### Task description:
Type out the records that follow, exactly as given.
Content starts
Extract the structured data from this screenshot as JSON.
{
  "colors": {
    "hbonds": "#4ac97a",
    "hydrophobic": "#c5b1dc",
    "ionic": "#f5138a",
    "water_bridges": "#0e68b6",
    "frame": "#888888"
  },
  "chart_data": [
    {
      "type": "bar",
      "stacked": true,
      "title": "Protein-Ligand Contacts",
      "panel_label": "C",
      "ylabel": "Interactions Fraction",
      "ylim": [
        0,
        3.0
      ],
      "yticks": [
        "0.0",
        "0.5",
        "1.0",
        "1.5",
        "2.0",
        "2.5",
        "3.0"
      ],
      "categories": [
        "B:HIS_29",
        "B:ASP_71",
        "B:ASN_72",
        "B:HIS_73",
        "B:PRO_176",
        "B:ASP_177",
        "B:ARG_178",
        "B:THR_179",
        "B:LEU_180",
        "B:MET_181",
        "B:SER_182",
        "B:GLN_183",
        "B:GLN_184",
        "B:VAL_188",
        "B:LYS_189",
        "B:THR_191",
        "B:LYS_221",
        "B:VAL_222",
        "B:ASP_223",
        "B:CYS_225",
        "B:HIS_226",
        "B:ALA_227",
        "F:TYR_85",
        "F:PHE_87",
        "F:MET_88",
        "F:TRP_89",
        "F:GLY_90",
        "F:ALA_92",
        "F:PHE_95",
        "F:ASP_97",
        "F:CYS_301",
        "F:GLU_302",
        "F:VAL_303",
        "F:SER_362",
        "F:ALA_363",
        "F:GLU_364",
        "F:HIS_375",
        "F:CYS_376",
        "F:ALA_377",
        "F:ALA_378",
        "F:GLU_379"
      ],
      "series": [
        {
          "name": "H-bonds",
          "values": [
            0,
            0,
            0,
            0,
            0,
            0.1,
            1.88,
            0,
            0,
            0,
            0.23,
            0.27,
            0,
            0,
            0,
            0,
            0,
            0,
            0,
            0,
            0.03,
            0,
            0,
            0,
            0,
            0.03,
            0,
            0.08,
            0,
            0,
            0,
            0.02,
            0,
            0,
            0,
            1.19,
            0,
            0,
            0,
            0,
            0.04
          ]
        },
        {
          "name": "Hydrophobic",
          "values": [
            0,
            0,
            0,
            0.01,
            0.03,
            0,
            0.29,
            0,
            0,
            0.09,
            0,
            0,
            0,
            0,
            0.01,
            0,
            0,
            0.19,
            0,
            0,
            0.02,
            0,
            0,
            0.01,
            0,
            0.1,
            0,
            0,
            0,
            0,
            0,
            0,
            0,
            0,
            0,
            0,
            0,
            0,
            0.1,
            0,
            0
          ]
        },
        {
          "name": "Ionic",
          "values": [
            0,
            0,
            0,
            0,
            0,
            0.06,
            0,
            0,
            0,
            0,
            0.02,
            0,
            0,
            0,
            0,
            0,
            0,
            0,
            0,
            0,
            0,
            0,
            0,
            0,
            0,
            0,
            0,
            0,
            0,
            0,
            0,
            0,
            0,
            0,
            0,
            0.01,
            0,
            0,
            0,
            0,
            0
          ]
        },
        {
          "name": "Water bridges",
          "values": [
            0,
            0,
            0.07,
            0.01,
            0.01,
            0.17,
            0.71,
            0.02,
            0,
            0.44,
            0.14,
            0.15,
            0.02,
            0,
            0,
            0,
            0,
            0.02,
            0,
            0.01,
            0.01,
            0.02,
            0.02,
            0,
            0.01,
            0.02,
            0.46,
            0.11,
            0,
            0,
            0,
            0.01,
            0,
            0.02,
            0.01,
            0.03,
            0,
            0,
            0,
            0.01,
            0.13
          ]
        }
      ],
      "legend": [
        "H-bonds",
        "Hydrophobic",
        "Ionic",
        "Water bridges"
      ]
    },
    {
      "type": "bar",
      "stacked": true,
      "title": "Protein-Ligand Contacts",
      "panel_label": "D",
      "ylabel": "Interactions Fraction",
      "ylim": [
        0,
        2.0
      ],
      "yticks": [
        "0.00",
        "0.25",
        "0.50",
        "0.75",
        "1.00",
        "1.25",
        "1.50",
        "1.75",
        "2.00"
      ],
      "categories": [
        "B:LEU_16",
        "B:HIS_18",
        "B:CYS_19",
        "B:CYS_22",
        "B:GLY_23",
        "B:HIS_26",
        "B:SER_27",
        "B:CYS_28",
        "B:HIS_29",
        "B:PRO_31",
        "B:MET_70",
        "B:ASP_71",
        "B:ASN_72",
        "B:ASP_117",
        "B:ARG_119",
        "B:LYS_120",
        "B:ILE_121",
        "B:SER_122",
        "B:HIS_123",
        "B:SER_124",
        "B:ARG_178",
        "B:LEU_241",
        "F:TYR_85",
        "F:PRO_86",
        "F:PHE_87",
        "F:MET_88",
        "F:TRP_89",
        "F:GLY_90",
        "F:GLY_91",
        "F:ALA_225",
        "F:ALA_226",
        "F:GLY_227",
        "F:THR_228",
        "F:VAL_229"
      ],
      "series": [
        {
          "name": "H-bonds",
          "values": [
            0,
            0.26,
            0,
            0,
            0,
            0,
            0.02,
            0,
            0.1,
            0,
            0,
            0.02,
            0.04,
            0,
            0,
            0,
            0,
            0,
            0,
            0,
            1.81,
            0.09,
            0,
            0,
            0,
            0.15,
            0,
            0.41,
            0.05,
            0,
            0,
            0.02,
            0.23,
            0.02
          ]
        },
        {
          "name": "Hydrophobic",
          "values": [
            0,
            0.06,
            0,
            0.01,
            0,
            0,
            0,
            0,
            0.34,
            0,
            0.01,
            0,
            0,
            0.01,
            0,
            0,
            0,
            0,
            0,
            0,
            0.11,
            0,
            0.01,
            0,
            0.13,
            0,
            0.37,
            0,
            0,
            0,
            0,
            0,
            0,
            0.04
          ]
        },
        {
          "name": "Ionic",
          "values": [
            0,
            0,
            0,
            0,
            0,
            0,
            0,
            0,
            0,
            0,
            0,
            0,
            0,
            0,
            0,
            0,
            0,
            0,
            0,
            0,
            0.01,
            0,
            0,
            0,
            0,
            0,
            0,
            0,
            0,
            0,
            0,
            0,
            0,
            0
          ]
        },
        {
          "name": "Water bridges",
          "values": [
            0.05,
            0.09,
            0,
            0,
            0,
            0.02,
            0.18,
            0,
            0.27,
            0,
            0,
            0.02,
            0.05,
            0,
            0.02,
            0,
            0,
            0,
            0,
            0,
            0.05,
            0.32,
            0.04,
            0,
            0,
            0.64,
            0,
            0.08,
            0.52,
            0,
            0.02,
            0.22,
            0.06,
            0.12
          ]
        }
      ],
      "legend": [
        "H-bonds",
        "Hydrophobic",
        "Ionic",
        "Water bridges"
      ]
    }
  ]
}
Content ends
### Completed exercise:
Extract the structured data from this screenshot as JSON.
{
  "colors": {
    "hbonds": "#4ac97a",
    "hydrophobic": "#c5b1dc",
    "ionic": "#f5138a",
    "water_bridges": "#0e68b6",
    "frame": "#888888"
  },
  "chart_data": [
    {
      "type": "bar",
      "stacked": true,
      "title": "Protein-Ligand Contacts",
      "panel_label": "C",
      "ylabel": "Interactions Fraction",
      "ylim": [
        0,
        3.0
      ],
      "yticks": [
        "0.0",
        "0.5",
        "1.0",
        "1.5",
        "2.0",
        "2.5",
        "3.0"
      ],
      "categories": [
        "B:HIS_29",
        "B:ASP_71",
        "B:ASN_72",
        "B:HIS_73",
        "B:PRO_176",
        "B:ASP_177",
        "B:ARG_178",
        "B:THR_179",
        "B:LEU_180",
        "B:MET_181",
        "B:SER_182",
        "B:GLN_183",
        "B:GLN_184",
        "B:VAL_188",
        "B:LYS_189",
        "B:THR_191",
        "B:LYS_221",
        "B:VAL_222",
        "B:ASP_223",
        "B:CYS_225",
        "B:HIS_226",
        "B:ALA_227",
        "F:TYR_85",
        "F:PHE_87",
        "F:MET_88",
        "F:TRP_89",
        "F:GLY_90",
        "F:ALA_92",
        "F:PHE_95",
        "F:ASP_97",
        "F:CYS_301",
        "F:GLU_302",
        "F:VAL_303",
        "F:SER_362",
        "F:ALA_363",
        "F:GLU_364",
        "F:HIS_375",
        "F:CYS_376",
        "F:ALA_377",
        "F:ALA_378",
        "F:GLU_379"
      ],
      "series": [
        {
          "name": "H-bonds",
          "values": [
            0,
            0,
            0,
            0,
            0,
            0.1,
            1.88,
            0,
            0,
            0,
            0.23,
            0.27,
            0,
            0,
            0,
            0,
            0,
            0,
            0,
            0,
            0.03,
            0,
            0,
            0,
            0,
            0.03,
            0,
            0.08,
            0,
            0,
            0,
            0.02,
            0,
            0,
            0,
            1.19,
            0,
            0,
            0,
            0,
            0.04
          ]
        },
        {
          "name": "Hydrophobic",
          "values": [
            0,
            0,
            0,
            0.01,
            0.03,
            0,
            0.29,
            0,
            0,
            0.09,
            0,
            0,
            0,
            0,
            0.01,
            0,
            0,
            0.19,
            0,
            0,
            0.02,
            0,
            0,
            0.01,
            0,
            0.1,
            0,
            0,
            0,
            0,
            0,
            0,
            0,
            0,
            0,
            0,
            0,
            0,
            0.1,
            0,
            0
          ]
        },
        {
          "name": "Ionic",
          "values": [
            0,
            0,
            0,
            0,
            0,
            0.06,
            0,
            0,
            0,
            0,
            0.02,
            0,
            0,
            0,
            0,
            0,
            0,
            0,
            0,
            0,
            0,
            0,
            0,
            0,
            0,
            0,
            0,
            0,
            0,
            0,
            0,
            0,
            0,
            0,
            0,
            0.01,
            0,
            0,
            0,
            0,
            0
          ]
        },
        {
          "name": "Water bridges",
          "values": [
            0,
            0,
            0.07,
            0.01,
            0.01,
            0.17,
            0.71,
            0.02,
            0,
            0.44,
            0.14,
            0.15,
            0.02,
            0,
            0,
            0,
            0,
            0.02,
            0,
            0.01,
            0.01,
            0.02,
            0.02,
            0,
            0.01,
            0.02,
            0.46,
            0.11,
            0,
            0,
            0,
            0.01,
            0,
            0.02,
            0.01,
            0.03,
            0,
            0,
            0,
            0.01,
            0.13
          ]
        }
      ],
      "legend": [
        "H-bonds",
        "Hydrophobic",
        "Ionic",
        "Water bridges"
      ]
    },
    {
      "type": "bar",
      "stacked": true,
      "title": "Protein-Ligand Contacts",
      "panel_label": "D",
      "ylabel": "Interactions Fraction",
      "ylim": [
        0,
        2.0
      ],
      "yticks": [
        "0.00",
        "0.25",
        "0.50",
        "0.75",
        "1.00",
        "1.25",
        "1.50",
        "1.75",
        "2.00"
      ],
      "categories": [
        "B:LEU_16",
        "B:HIS_18",
        "B:CYS_19",
        "B:CYS_22",
        "B:GLY_23",
        "B:HIS_26",
        "B:SER_27",
        "B:CYS_28",
        "B:HIS_29",
        "B:PRO_31",
        "B:MET_70",
        "B:ASP_71",
        "B:ASN_72",
        "B:ASP_117",
        "B:ARG_119",
        "B:LYS_120",
        "B:ILE_121",
        "B:SER_122",
        "B:HIS_123",
        "B:SER_124",
        "B:ARG_178",
        "B:LEU_241",
        "F:TYR_85",
        "F:PRO_86",
        "F:PHE_87",
        "F:MET_88",
        "F:TRP_89",
        "F:GLY_90",
        "F:GLY_91",
        "F:ALA_225",
        "F:ALA_226",
        "F:GLY_227",
        "F:THR_228",
        "F:VAL_229"
      ],
      "series": [
        {
          "name": "H-bonds",
          "values": [
            0,
            0.26,
            0,
            0,
            0,
            0,
            0.02,
            0,
            0.1,
            0,
            0,
            0.02,
            0.04,
            0,
            0,
            0,
            0,
            0,
            0,
            0,
            1.81,
            0.09,
            0,
            0,
            0,
            0.15,
            0,
            0.41,
            0.05,
            0,
            0,
            0.02,
            0.23,
            0.02
          ]
        },
        {
          "name": "Hydrophobic",
          "values": [
            0,
            0.06,
            0,
            0.01,
            0,
            0,
            0,
            0,
            0.34,
            0,
            0.01,
            0,
            0,
            0.01,
            0,
            0,
            0,
            0,
            0,
            0,
            0.11,
            0,
            0.01,
            0,
            0.13,
            0,
            0.37,
            0,
            0,
            0,
            0,
            0,
            0,
            0.04
          ]
        },
        {
          "name": "Ionic",
          "values": [
            0,
            0,
            0,
            0,
            0,
            0,
            0,
            0,
            0,
            0,
            0,
            0,
            0,
            0,
            0,
            0,
            0,
            0,
            0,
            0,
            0.01,
            0,
            0,
            0,
            0,
            0,
            0,
            0,
            0,
            0,
            0,
            0,
            0,
            0
          ]
        },
        {
          "name": "Water bridges",
          "values": [
            0.05,
            0.09,
            0,
            0,
            0,
            0.02,
            0.18,
            0,
            0.27,
            0,
            0,
            0.02,
            0.05,
            0,
            0.02,
            0,
            0,
            0,
            0,
            0,
            0.05,
            0.32,
            0.04,
            0,
            0,
            0.64,
            0,
            0.08,
            0.52,
            0,
            0.02,
            0.22,
            0.06,
            0.12
          ]
        }
      ],
      "legend": [
        "H-bonds",
        "Hydrophobic",
        "Ionic",
        "Water bridges"
      ]
    }
  ]
}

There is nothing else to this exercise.